Given records –
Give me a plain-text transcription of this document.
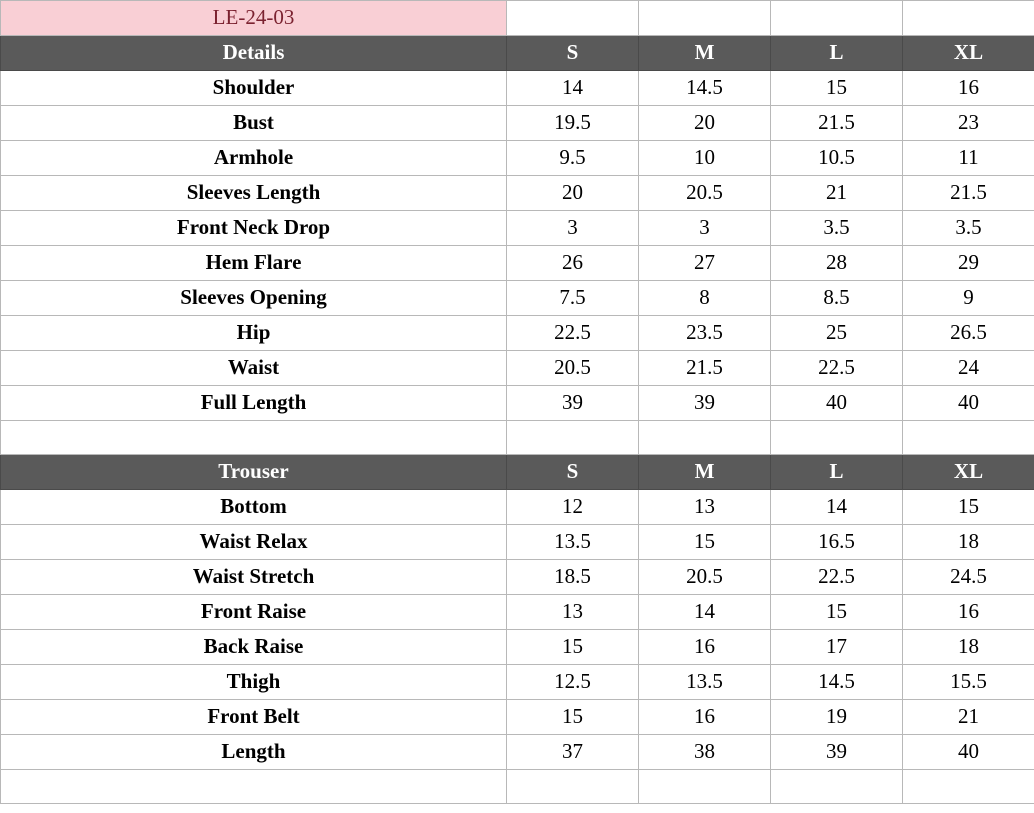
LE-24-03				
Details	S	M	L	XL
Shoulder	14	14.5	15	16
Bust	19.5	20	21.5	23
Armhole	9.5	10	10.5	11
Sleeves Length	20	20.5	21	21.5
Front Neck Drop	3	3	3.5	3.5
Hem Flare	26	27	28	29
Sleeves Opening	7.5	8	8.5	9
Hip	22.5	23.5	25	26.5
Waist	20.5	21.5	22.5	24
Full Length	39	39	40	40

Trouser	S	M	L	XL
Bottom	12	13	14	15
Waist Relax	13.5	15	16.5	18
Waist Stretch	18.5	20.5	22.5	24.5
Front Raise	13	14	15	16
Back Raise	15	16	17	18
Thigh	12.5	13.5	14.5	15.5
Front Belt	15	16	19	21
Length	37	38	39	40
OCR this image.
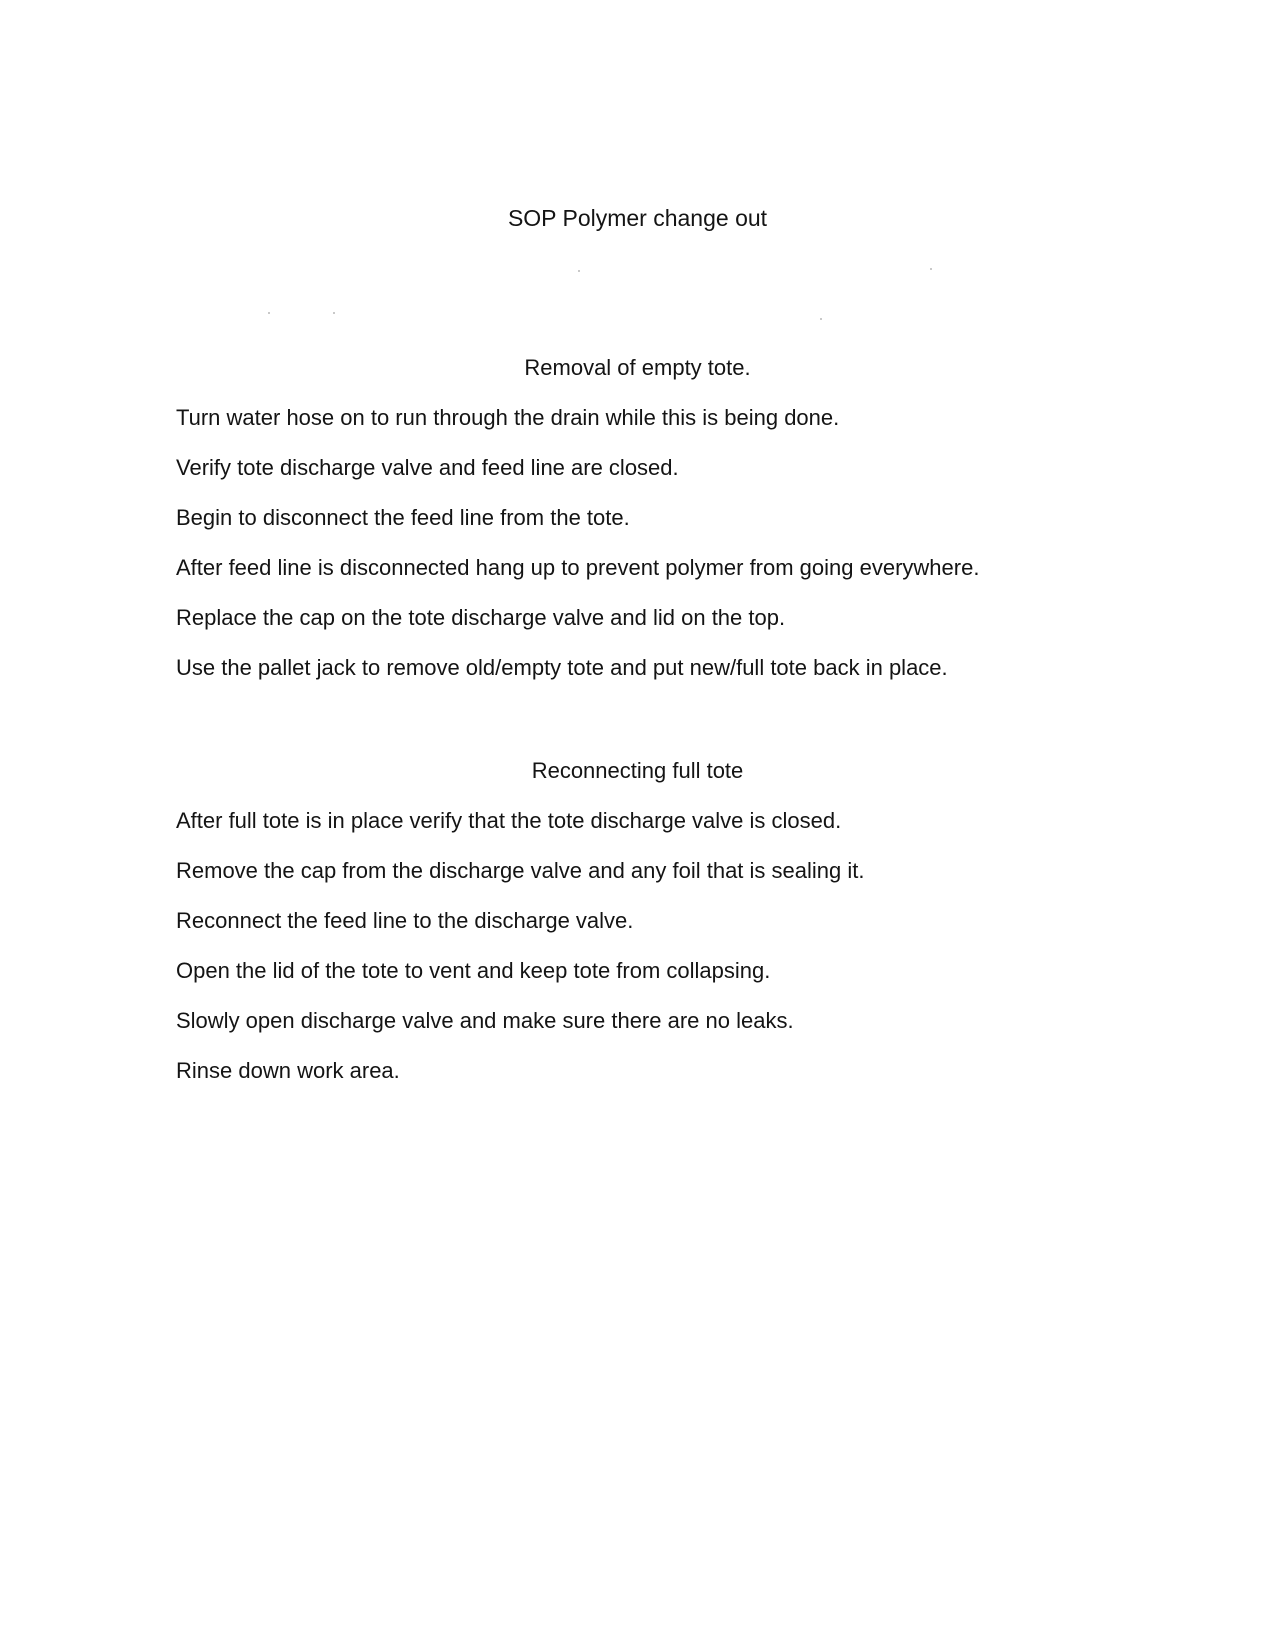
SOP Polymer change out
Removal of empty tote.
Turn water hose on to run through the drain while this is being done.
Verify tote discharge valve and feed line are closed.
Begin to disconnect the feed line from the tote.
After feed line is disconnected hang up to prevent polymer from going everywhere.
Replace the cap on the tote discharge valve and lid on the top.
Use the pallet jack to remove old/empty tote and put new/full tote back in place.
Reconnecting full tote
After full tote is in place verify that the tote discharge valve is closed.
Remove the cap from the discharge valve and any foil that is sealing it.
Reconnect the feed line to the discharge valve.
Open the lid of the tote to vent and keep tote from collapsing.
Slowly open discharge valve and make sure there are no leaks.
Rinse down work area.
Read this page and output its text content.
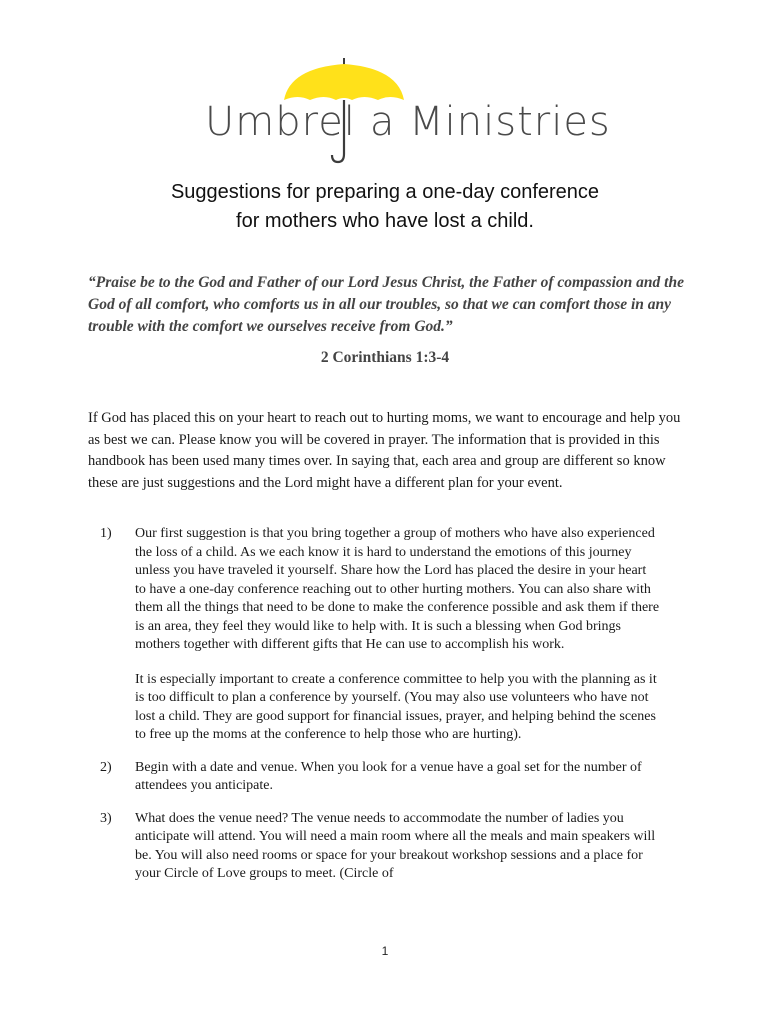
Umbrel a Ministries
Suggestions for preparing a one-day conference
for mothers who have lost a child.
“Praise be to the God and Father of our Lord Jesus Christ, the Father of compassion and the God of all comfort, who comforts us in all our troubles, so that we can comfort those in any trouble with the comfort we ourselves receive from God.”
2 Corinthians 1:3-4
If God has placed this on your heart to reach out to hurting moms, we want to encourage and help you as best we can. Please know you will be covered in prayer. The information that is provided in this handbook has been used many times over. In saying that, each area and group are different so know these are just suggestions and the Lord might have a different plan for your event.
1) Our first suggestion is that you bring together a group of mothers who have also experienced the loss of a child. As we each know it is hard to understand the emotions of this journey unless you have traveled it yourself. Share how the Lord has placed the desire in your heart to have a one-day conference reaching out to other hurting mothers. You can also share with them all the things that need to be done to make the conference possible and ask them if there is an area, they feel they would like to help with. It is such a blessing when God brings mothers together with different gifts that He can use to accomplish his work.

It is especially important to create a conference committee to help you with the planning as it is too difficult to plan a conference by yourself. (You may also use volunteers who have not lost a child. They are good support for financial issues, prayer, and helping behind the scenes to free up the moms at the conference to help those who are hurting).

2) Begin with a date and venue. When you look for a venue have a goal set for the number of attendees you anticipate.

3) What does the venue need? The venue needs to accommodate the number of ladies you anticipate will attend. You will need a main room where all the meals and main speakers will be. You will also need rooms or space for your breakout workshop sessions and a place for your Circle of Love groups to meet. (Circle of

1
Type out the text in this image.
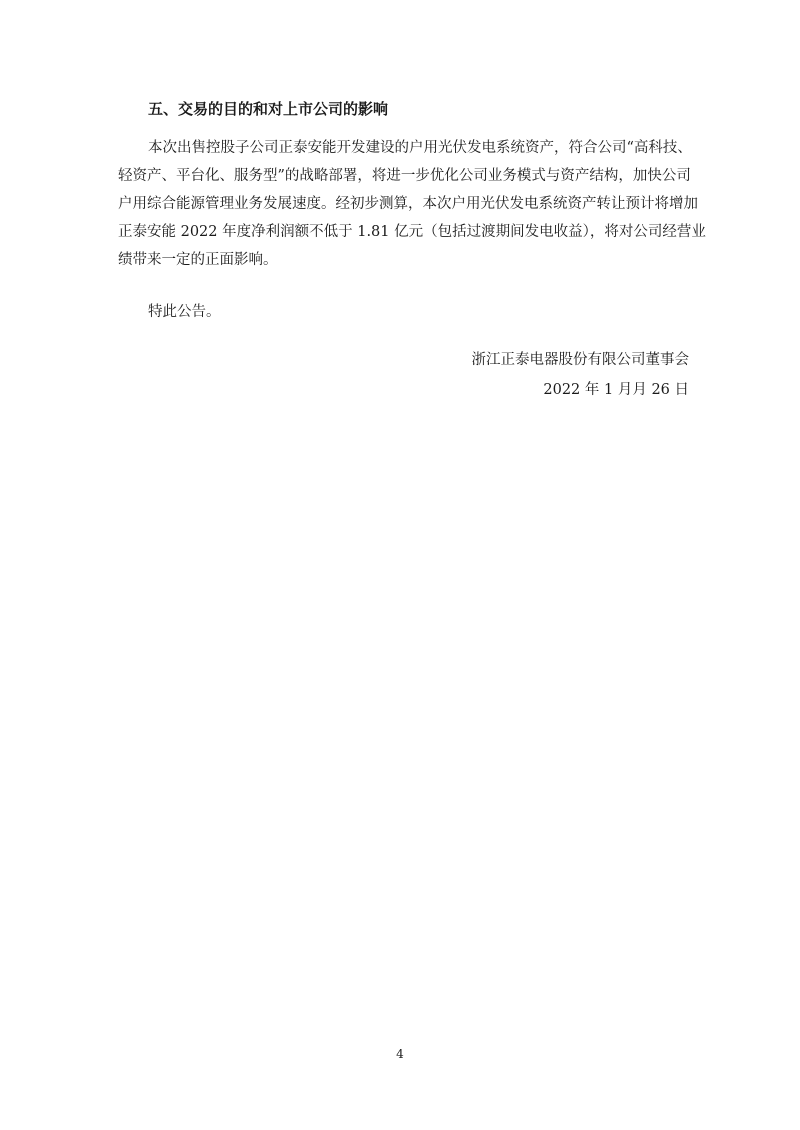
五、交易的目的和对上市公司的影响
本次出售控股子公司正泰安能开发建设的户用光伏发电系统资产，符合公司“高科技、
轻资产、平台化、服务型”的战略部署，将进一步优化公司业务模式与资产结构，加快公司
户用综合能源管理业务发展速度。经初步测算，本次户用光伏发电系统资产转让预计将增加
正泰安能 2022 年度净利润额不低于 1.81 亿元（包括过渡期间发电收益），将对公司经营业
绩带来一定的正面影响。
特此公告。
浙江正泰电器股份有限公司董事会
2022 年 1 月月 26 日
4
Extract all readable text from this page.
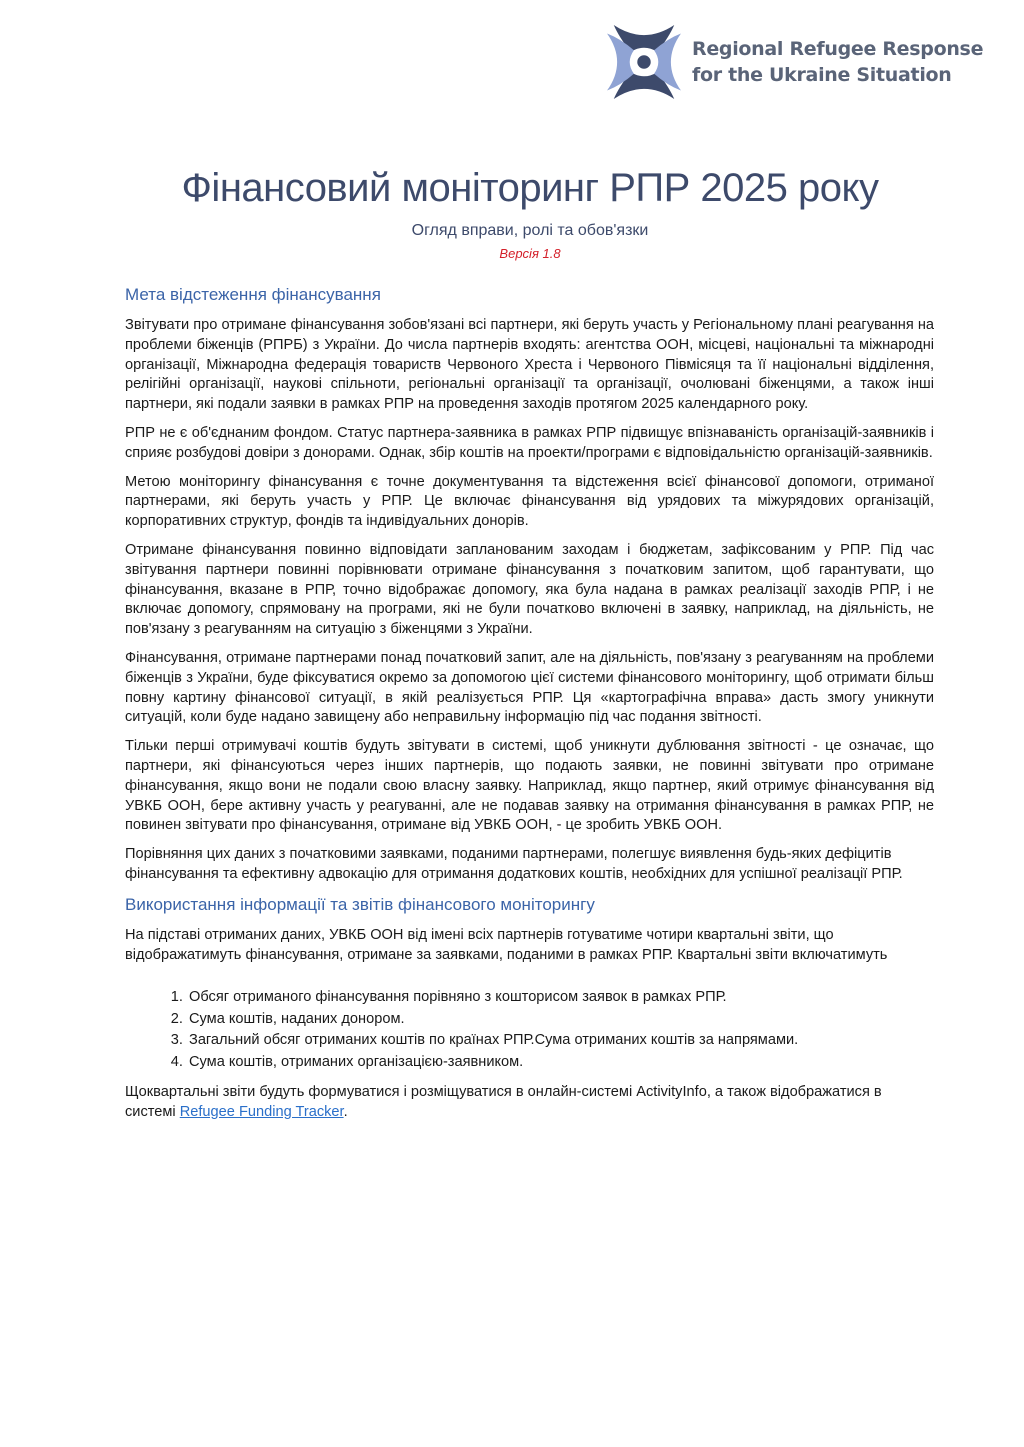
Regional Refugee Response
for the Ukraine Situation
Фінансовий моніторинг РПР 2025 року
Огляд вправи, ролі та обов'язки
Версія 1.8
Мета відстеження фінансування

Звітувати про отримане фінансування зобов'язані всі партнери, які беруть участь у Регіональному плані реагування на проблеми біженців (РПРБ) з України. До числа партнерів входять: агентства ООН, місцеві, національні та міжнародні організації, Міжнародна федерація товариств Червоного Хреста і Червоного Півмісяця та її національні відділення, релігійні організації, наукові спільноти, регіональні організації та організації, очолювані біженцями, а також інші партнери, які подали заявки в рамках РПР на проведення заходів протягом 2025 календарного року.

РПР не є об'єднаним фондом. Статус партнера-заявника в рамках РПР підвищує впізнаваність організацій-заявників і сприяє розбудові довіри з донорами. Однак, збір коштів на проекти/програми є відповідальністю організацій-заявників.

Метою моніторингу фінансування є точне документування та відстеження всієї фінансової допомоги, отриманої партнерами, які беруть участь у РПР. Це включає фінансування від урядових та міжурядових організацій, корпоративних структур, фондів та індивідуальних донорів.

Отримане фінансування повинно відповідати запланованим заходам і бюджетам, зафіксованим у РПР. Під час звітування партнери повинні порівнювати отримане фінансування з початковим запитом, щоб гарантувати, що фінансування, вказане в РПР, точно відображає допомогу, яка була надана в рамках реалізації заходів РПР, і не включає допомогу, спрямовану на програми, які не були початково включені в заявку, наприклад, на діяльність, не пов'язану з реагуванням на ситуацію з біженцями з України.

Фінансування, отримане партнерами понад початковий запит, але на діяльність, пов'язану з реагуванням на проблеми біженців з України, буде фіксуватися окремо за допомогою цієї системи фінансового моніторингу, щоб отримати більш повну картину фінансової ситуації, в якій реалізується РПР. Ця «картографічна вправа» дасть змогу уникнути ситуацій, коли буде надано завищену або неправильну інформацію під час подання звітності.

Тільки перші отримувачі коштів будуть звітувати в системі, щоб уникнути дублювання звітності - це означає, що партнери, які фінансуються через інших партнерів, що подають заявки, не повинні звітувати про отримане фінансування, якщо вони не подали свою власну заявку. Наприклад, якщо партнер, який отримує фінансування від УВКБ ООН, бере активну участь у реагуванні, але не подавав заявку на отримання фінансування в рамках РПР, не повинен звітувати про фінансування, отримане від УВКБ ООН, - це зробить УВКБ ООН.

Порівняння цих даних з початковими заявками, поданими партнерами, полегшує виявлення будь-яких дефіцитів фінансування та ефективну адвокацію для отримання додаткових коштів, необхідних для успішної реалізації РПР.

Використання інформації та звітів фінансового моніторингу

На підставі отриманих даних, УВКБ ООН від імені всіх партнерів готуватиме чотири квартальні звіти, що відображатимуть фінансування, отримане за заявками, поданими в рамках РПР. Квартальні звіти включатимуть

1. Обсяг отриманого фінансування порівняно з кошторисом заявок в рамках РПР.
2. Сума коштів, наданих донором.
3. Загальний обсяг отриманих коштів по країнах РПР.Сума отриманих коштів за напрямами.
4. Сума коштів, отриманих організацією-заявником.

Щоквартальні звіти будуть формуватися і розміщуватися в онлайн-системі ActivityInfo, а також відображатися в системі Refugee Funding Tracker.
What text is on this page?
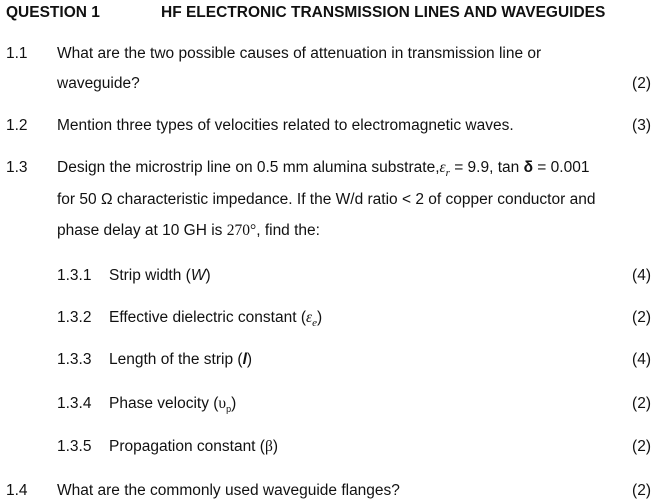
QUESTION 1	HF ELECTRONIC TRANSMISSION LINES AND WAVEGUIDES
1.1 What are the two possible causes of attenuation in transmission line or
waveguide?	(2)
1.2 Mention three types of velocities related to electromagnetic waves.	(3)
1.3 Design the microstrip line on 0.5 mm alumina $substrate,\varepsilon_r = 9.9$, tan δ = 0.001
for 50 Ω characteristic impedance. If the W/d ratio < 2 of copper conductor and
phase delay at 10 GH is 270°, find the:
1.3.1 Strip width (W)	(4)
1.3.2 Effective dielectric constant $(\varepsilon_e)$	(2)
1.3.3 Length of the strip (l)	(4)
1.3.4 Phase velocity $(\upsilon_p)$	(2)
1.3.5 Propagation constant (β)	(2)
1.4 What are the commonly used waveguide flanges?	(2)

Given task – List every line in the records above that contains the word "звіти".

Exercise result –
На підставі отриманих даних, УВКБ ООН від імені всіх партнерів готуватиме чотири квартальні звіти, що відображатимуть фінансування, отримане за заявками, поданими в рамках РПР. Квартальні звіти включатимуть
Щоквартальні звіти будуть формуватися і розміщуватися в онлайн-системі ActivityInfo, а також відображатися в системі Refugee Funding Tracker.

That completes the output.